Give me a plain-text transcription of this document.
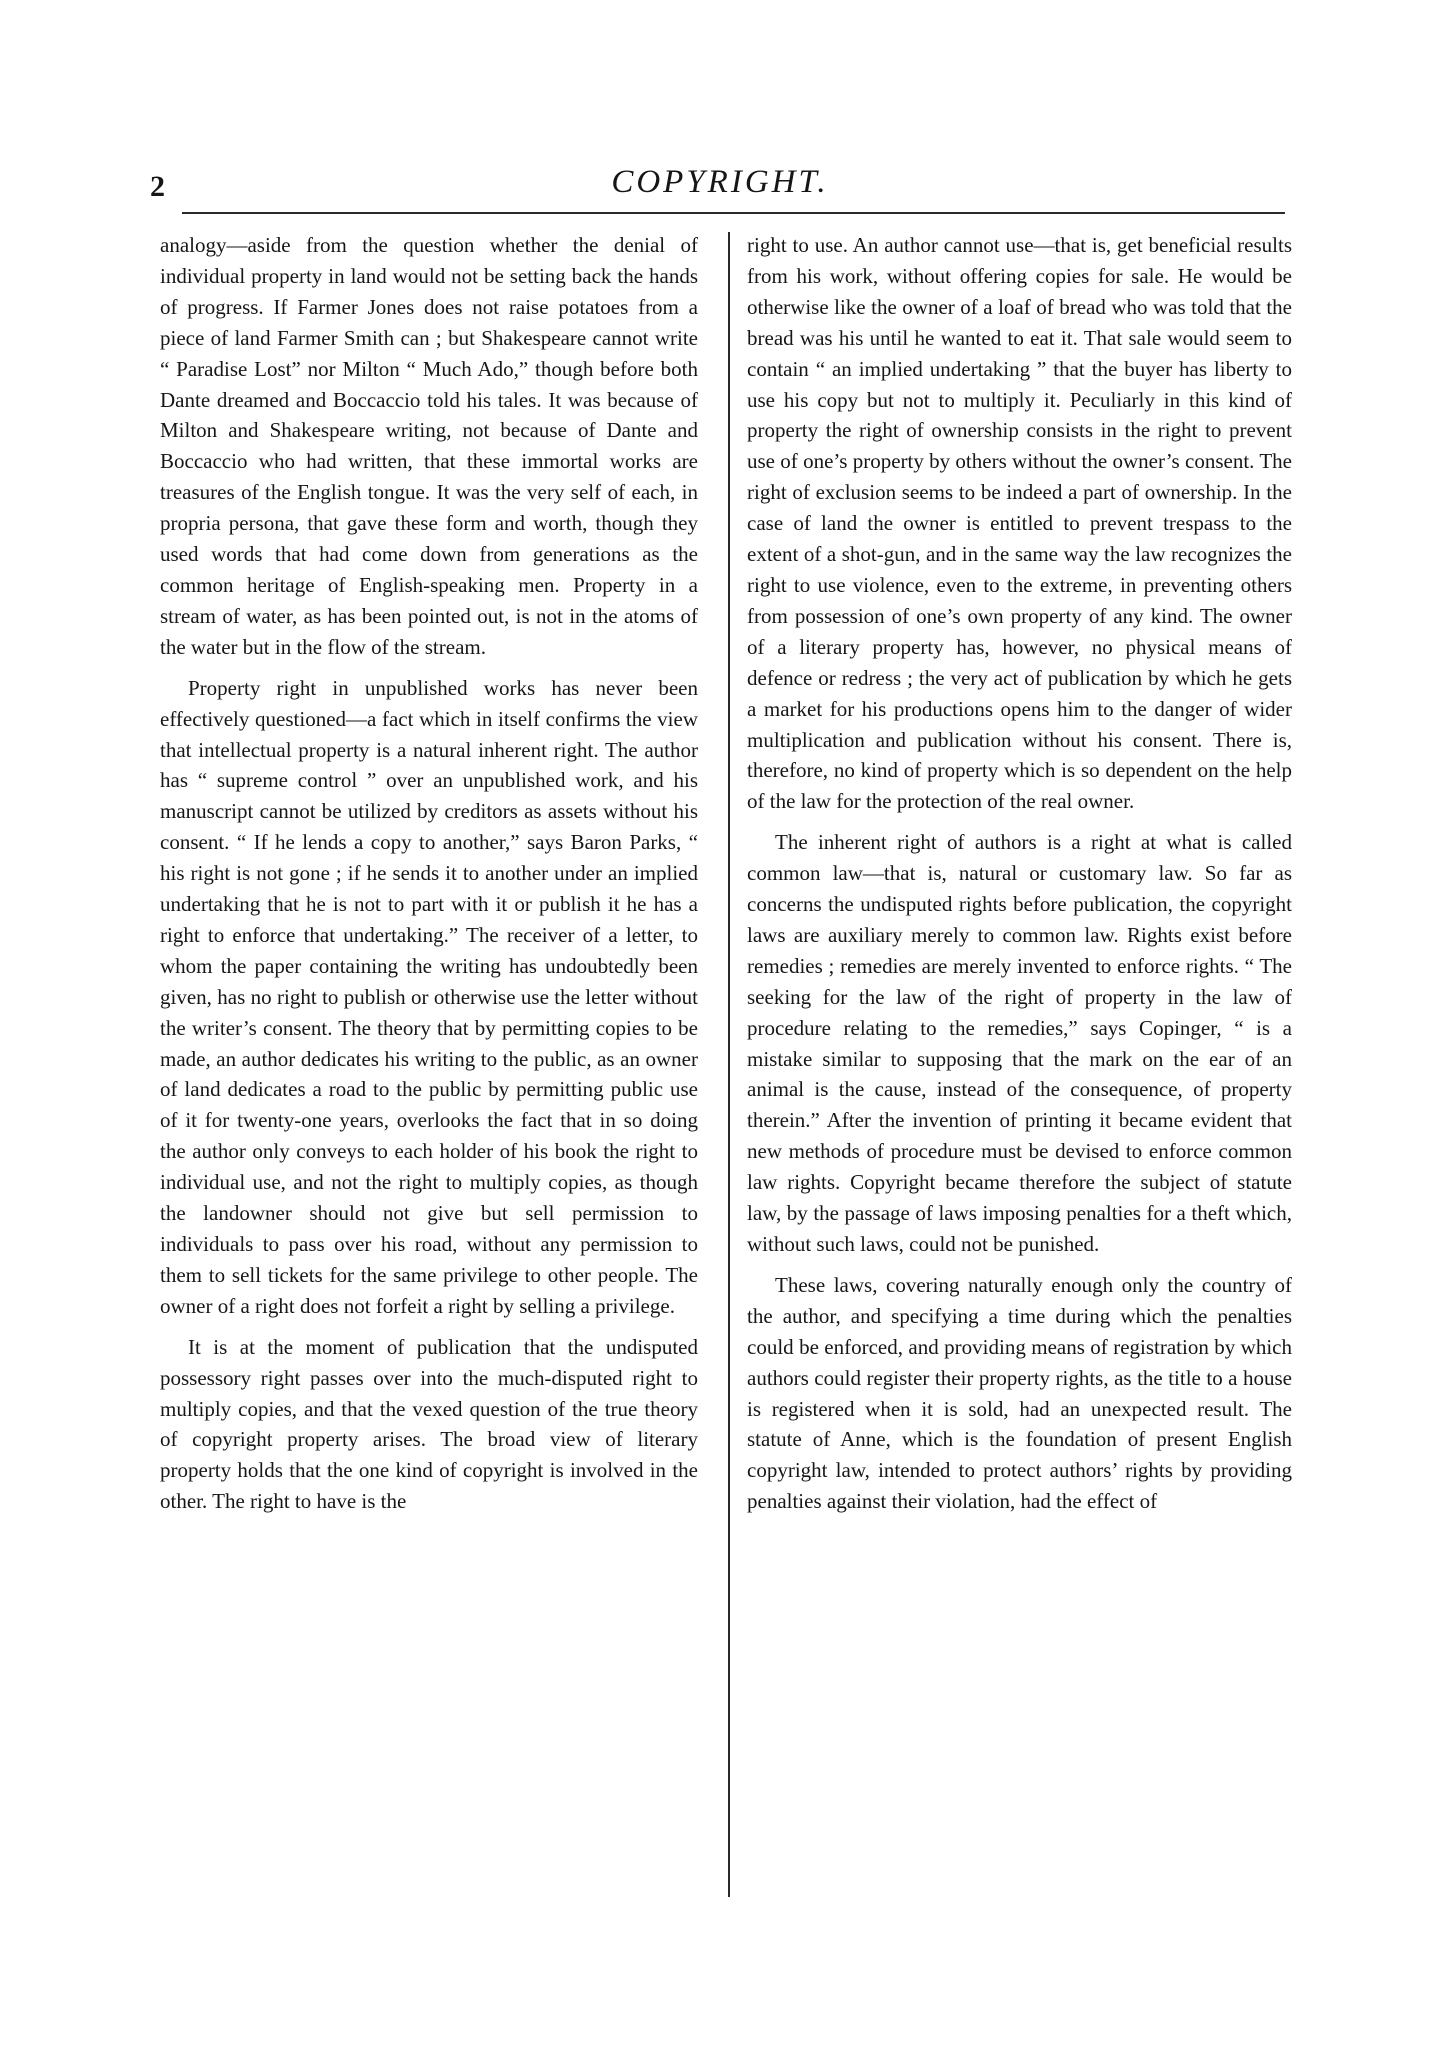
2	COPYRIGHT.

analogy—aside from the question whether the denial of individual property in land would not be setting back the hands of progress. If Farmer Jones does not raise potatoes from a piece of land Farmer Smith can ; but Shakespeare cannot write “ Paradise Lost” nor Milton “ Much Ado,” though before both Dante dreamed and Boccaccio told his tales. It was because of Milton and Shakespeare writing, not because of Dante and Boccaccio who had written, that these immortal works are treasures of the English tongue. It was the very self of each, in propria persona, that gave these form and worth, though they used words that had come down from generations as the common heritage of English-speaking men. Property in a stream of water, as has been pointed out, is not in the atoms of the water but in the flow of the stream.

Property right in unpublished works has never been effectively questioned—a fact which in itself confirms the view that intellectual property is a natural inherent right. The author has “ supreme control ” over an unpublished work, and his manuscript cannot be utilized by creditors as assets without his consent. “ If he lends a copy to another,” says Baron Parks, “ his right is not gone ; if he sends it to another under an implied undertaking that he is not to part with it or publish it he has a right to enforce that undertaking.” The receiver of a letter, to whom the paper containing the writing has undoubtedly been given, has no right to publish or otherwise use the letter without the writer’s consent. The theory that by permitting copies to be made, an author dedicates his writing to the public, as an owner of land dedicates a road to the public by permitting public use of it for twenty-one years, overlooks the fact that in so doing the author only conveys to each holder of his book the right to individual use, and not the right to multiply copies, as though the landowner should not give but sell permission to individuals to pass over his road, without any permission to them to sell tickets for the same privilege to other people. The owner of a right does not forfeit a right by selling a privilege.

It is at the moment of publication that the undisputed possessory right passes over into the much-disputed right to multiply copies, and that the vexed question of the true theory of copyright property arises. The broad view of literary property holds that the one kind of copyright is involved in the other. The right to have is the

right to use. An author cannot use—that is, get beneficial results from his work, without offering copies for sale. He would be otherwise like the owner of a loaf of bread who was told that the bread was his until he wanted to eat it. That sale would seem to contain “ an implied undertaking ” that the buyer has liberty to use his copy but not to multiply it. Peculiarly in this kind of property the right of ownership consists in the right to prevent use of one’s property by others without the owner’s consent. The right of exclusion seems to be indeed a part of ownership. In the case of land the owner is entitled to prevent trespass to the extent of a shot-gun, and in the same way the law recognizes the right to use violence, even to the extreme, in preventing others from possession of one’s own property of any kind. The owner of a literary property has, however, no physical means of defence or redress ; the very act of publication by which he gets a market for his productions opens him to the danger of wider multiplication and publication without his consent. There is, therefore, no kind of property which is so dependent on the help of the law for the protection of the real owner.

The inherent right of authors is a right at what is called common law—that is, natural or customary law. So far as concerns the undisputed rights before publication, the copyright laws are auxiliary merely to common law. Rights exist before remedies ; remedies are merely invented to enforce rights. “ The seeking for the law of the right of property in the law of procedure relating to the remedies,” says Copinger, “ is a mistake similar to supposing that the mark on the ear of an animal is the cause, instead of the consequence, of property therein.” After the invention of printing it became evident that new methods of procedure must be devised to enforce common law rights. Copyright became therefore the subject of statute law, by the passage of laws imposing penalties for a theft which, without such laws, could not be punished.

These laws, covering naturally enough only the country of the author, and specifying a time during which the penalties could be enforced, and providing means of registration by which authors could register their property rights, as the title to a house is registered when it is sold, had an unexpected result. The statute of Anne, which is the foundation of present English copyright law, intended to protect authors’ rights by providing penalties against their violation, had the effect of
************
Directive | Write every record out again exactly; no pictures belong in the copy.

Response to the exercise |
Give me a plain-text transcription of this document.
2	COPYRIGHT.

analogy—aside from the question whether the denial of individual property in land would not be setting back the hands of progress. If Farmer Jones does not raise potatoes from a piece of land Farmer Smith can ; but Shakespeare cannot write “ Paradise Lost” nor Milton “ Much Ado,” though before both Dante dreamed and Boccaccio told his tales. It was because of Milton and Shakespeare writing, not because of Dante and Boccaccio who had written, that these immortal works are treasures of the English tongue. It was the very self of each, in propria persona, that gave these form and worth, though they used words that had come down from generations as the common heritage of English-speaking men. Property in a stream of water, as has been pointed out, is not in the atoms of the water but in the flow of the stream.

Property right in unpublished works has never been effectively questioned—a fact which in itself confirms the view that intellectual property is a natural inherent right. The author has “ supreme control ” over an unpublished work, and his manuscript cannot be utilized by creditors as assets without his consent. “ If he lends a copy to another,” says Baron Parks, “ his right is not gone ; if he sends it to another under an implied undertaking that he is not to part with it or publish it he has a right to enforce that undertaking.” The receiver of a letter, to whom the paper containing the writing has undoubtedly been given, has no right to publish or otherwise use the letter without the writer’s consent. The theory that by permitting copies to be made, an author dedicates his writing to the public, as an owner of land dedicates a road to the public by permitting public use of it for twenty-one years, overlooks the fact that in so doing the author only conveys to each holder of his book the right to individual use, and not the right to multiply copies, as though the landowner should not give but sell permission to individuals to pass over his road, without any permission to them to sell tickets for the same privilege to other people. The owner of a right does not forfeit a right by selling a privilege.

It is at the moment of publication that the undisputed possessory right passes over into the much-disputed right to multiply copies, and that the vexed question of the true theory of copyright property arises. The broad view of literary property holds that the one kind of copyright is involved in the other. The right to have is the

right to use. An author cannot use—that is, get beneficial results from his work, without offering copies for sale. He would be otherwise like the owner of a loaf of bread who was told that the bread was his until he wanted to eat it. That sale would seem to contain “ an implied undertaking ” that the buyer has liberty to use his copy but not to multiply it. Peculiarly in this kind of property the right of ownership consists in the right to prevent use of one’s property by others without the owner’s consent. The right of exclusion seems to be indeed a part of ownership. In the case of land the owner is entitled to prevent trespass to the extent of a shot-gun, and in the same way the law recognizes the right to use violence, even to the extreme, in preventing others from possession of one’s own property of any kind. The owner of a literary property has, however, no physical means of defence or redress ; the very act of publication by which he gets a market for his productions opens him to the danger of wider multiplication and publication without his consent. There is, therefore, no kind of property which is so dependent on the help of the law for the protection of the real owner.

The inherent right of authors is a right at what is called common law—that is, natural or customary law. So far as concerns the undisputed rights before publication, the copyright laws are auxiliary merely to common law. Rights exist before remedies ; remedies are merely invented to enforce rights. “ The seeking for the law of the right of property in the law of procedure relating to the remedies,” says Copinger, “ is a mistake similar to supposing that the mark on the ear of an animal is the cause, instead of the consequence, of property therein.” After the invention of printing it became evident that new methods of procedure must be devised to enforce common law rights. Copyright became therefore the subject of statute law, by the passage of laws imposing penalties for a theft which, without such laws, could not be punished.

These laws, covering naturally enough only the country of the author, and specifying a time during which the penalties could be enforced, and providing means of registration by which authors could register their property rights, as the title to a house is registered when it is sold, had an unexpected result. The statute of Anne, which is the foundation of present English copyright law, intended to protect authors’ rights by providing penalties against their violation, had the effect of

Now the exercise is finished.